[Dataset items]
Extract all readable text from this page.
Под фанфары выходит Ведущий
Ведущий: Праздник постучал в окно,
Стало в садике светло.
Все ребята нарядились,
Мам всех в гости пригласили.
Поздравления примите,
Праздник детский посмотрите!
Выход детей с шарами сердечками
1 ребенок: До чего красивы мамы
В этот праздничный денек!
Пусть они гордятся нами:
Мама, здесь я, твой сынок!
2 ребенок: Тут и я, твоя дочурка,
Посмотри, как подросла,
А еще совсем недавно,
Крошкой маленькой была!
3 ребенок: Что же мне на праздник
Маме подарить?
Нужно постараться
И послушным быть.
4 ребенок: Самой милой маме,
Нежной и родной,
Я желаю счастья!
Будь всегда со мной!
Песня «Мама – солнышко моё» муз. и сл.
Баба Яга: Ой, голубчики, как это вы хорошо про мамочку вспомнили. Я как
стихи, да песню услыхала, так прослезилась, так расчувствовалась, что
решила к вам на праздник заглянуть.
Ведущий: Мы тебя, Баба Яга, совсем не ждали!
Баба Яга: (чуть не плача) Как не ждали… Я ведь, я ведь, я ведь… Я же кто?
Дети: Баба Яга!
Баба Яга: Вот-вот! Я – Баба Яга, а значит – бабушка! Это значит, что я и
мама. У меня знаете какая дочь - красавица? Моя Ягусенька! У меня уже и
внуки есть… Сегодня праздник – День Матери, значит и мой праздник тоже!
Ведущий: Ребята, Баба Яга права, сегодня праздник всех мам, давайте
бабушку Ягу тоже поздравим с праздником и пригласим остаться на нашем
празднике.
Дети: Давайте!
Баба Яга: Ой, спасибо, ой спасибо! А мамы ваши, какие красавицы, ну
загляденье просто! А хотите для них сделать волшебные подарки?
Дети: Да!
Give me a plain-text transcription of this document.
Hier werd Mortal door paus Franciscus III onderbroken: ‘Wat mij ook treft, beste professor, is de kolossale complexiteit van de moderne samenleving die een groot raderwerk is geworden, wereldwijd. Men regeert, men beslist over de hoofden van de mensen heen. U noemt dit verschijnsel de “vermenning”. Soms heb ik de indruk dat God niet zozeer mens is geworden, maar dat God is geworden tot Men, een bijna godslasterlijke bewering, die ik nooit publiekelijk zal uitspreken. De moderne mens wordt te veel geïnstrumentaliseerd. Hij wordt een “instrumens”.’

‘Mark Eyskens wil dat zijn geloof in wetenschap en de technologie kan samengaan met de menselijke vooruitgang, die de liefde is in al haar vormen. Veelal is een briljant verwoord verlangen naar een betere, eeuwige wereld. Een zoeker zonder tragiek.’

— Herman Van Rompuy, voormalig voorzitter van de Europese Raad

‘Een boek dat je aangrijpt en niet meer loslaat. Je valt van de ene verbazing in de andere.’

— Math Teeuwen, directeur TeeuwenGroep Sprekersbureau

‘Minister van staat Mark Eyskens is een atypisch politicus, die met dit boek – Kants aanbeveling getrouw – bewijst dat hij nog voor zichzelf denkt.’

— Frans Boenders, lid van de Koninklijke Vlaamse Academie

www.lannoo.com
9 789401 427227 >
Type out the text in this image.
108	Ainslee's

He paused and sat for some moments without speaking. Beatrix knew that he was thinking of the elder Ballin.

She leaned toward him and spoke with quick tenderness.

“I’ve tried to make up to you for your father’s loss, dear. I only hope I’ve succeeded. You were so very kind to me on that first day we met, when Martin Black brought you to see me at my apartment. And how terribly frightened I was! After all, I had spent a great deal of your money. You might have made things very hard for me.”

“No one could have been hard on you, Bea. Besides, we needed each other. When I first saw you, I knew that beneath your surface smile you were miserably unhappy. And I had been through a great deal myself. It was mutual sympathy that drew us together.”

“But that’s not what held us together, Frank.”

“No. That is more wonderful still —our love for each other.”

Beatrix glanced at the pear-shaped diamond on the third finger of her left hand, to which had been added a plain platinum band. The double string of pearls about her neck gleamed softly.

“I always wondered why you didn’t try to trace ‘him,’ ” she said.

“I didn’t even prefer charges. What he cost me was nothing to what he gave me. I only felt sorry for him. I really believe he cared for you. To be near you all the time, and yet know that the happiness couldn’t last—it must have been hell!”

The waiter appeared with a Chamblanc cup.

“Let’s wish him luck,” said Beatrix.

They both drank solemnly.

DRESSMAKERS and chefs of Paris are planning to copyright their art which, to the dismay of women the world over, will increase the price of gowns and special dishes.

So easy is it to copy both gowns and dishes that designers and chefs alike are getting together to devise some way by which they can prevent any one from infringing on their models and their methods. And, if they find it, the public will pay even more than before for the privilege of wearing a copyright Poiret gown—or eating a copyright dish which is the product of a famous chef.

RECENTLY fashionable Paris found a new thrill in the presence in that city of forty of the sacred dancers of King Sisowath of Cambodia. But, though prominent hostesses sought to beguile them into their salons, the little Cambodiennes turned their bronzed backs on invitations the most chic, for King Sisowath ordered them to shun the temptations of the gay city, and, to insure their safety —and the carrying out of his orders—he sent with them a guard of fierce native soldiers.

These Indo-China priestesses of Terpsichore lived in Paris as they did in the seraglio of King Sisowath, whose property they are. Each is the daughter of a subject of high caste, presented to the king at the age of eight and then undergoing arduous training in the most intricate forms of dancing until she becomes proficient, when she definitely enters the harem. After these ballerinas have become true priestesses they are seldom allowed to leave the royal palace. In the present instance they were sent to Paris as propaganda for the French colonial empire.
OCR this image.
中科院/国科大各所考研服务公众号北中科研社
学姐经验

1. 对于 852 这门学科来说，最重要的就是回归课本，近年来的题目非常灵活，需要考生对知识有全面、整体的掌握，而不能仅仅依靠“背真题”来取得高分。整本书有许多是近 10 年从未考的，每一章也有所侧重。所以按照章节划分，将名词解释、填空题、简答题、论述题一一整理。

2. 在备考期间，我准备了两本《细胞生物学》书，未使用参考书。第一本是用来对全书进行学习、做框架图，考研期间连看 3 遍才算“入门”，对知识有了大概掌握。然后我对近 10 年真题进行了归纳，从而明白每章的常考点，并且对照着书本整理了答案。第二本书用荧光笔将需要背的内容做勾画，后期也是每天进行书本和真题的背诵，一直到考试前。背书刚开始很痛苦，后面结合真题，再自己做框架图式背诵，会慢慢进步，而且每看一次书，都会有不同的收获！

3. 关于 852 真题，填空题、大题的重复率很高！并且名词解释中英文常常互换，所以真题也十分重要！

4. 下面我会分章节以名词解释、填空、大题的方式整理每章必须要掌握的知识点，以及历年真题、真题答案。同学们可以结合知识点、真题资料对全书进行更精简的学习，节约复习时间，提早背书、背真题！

→ PROBLEM
From the listing above, collect each line in which the string "hard" appears.

→ CORRECT RESULT
“I’ve tried to make up to you for your father’s loss, dear. I only hope I’ve succeeded. You were so very kind to me on that first day we met, when Martin Black brought you to see me at my apartment. And how terribly frightened I was! After all, I had spent a great deal of your money. You might have made things very hard for me.”
“No one could have been hard on you, Bea. Besides, we needed each other. When I first saw you, I knew that beneath your surface smile you were miserably unhappy. And I had been through a great deal myself. It was mutual sympathy that drew us together.”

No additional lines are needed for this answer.